**The data**
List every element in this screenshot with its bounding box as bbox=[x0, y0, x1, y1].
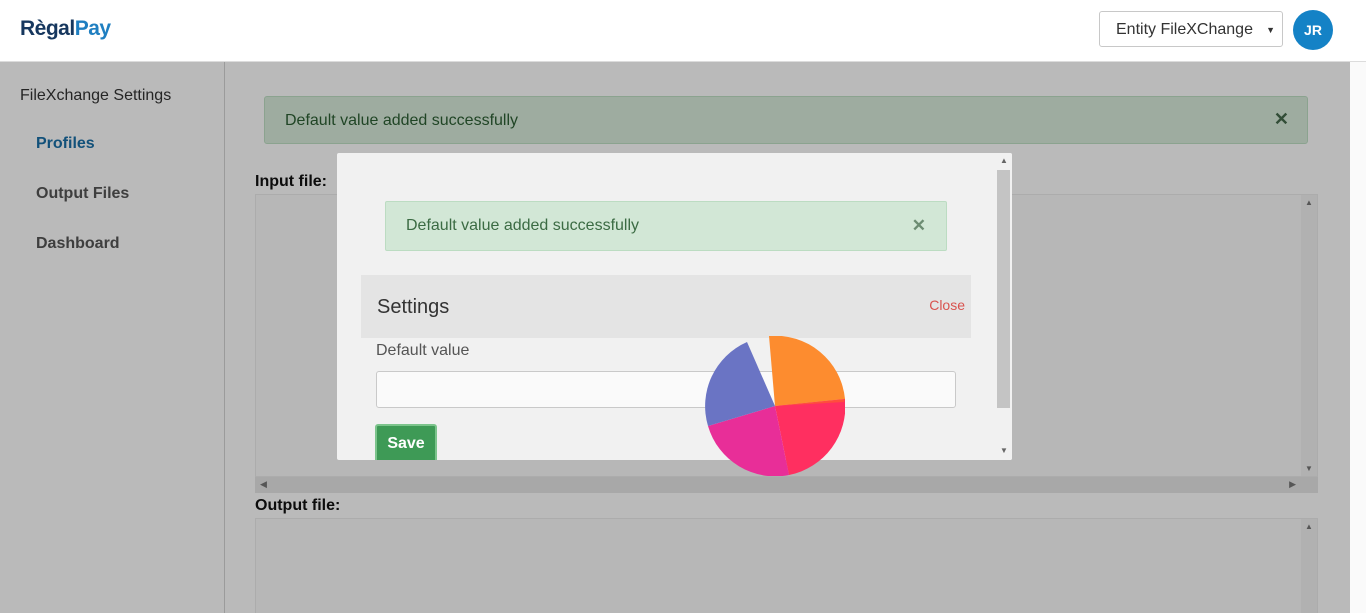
entity-select[interactable]: Entity FileXChange ▼ bbox=[1099, 11, 1283, 47]
loading-spinner-icon bbox=[705, 336, 845, 476]
modal-scrollbar[interactable]: ▲ ▼ bbox=[996, 153, 1012, 460]
modal-scrollbar-thumb[interactable] bbox=[997, 170, 1010, 408]
modal-title: Settings bbox=[377, 296, 450, 318]
save-button[interactable]: Save bbox=[375, 424, 437, 460]
default-value-label: Default value bbox=[376, 342, 470, 359]
top-header: RègalPay Entity FileXChange ▼ JR bbox=[0, 0, 1366, 62]
modal-success-alert-text: Default value added successfully bbox=[406, 217, 640, 234]
logo-text-regal: Règal bbox=[20, 17, 75, 40]
modal-success-alert: Default value added successfully ✕ bbox=[385, 201, 947, 251]
scroll-up-icon[interactable]: ▲ bbox=[1000, 156, 1008, 165]
user-avatar[interactable]: JR bbox=[1293, 10, 1333, 50]
default-value-input[interactable] bbox=[376, 371, 956, 408]
regalpay-logo[interactable]: RègalPay bbox=[20, 17, 111, 41]
settings-modal: Default value added successfully ✕ Setti… bbox=[337, 153, 1012, 460]
close-icon[interactable]: ✕ bbox=[912, 216, 926, 236]
entity-select-value: Entity FileXChange bbox=[1116, 21, 1253, 38]
chevron-down-icon: ▼ bbox=[1266, 25, 1275, 35]
scroll-down-icon[interactable]: ▼ bbox=[1000, 446, 1008, 455]
modal-header: Settings Close bbox=[361, 275, 971, 338]
modal-close-link[interactable]: Close bbox=[929, 297, 965, 313]
page-scrollbar[interactable] bbox=[1350, 62, 1366, 613]
logo-text-pay: Pay bbox=[74, 17, 111, 40]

**Directive**
Return every line of the records above verbatim, leaving out the pictures.

**Solution for this exercise**
List every element in this screenshot with its bounding box as bbox=[x0, y0, x1, y1].
entity-select[interactable]: Entity FileXChange ▼ bbox=[1099, 11, 1283, 47]
loading-spinner-icon bbox=[705, 336, 845, 476]
modal-scrollbar[interactable]: ▲ ▼ bbox=[996, 153, 1012, 460]
modal-scrollbar-thumb[interactable] bbox=[997, 170, 1010, 408]
modal-title: Settings bbox=[377, 296, 450, 318]
save-button[interactable]: Save bbox=[375, 424, 437, 460]
default-value-label: Default value bbox=[376, 342, 470, 359]
top-header: RègalPay Entity FileXChange ▼ JR bbox=[0, 0, 1366, 62]
modal-success-alert-text: Default value added successfully bbox=[406, 217, 640, 234]
logo-text-regal: Règal bbox=[20, 17, 75, 40]
modal-success-alert: Default value added successfully ✕ bbox=[385, 201, 947, 251]
scroll-up-icon[interactable]: ▲ bbox=[1000, 156, 1008, 165]
user-avatar[interactable]: JR bbox=[1293, 10, 1333, 50]
default-value-input[interactable] bbox=[376, 371, 956, 408]
regalpay-logo[interactable]: RègalPay bbox=[20, 17, 111, 41]
settings-modal: Default value added successfully ✕ Setti… bbox=[337, 153, 1012, 460]
close-icon[interactable]: ✕ bbox=[912, 216, 926, 236]
entity-select-value: Entity FileXChange bbox=[1116, 21, 1253, 38]
chevron-down-icon: ▼ bbox=[1266, 25, 1275, 35]
scroll-down-icon[interactable]: ▼ bbox=[1000, 446, 1008, 455]
modal-header: Settings Close bbox=[361, 275, 971, 338]
modal-close-link[interactable]: Close bbox=[929, 297, 965, 313]
page-scrollbar[interactable] bbox=[1350, 62, 1366, 613]
logo-text-pay: Pay bbox=[74, 17, 111, 40]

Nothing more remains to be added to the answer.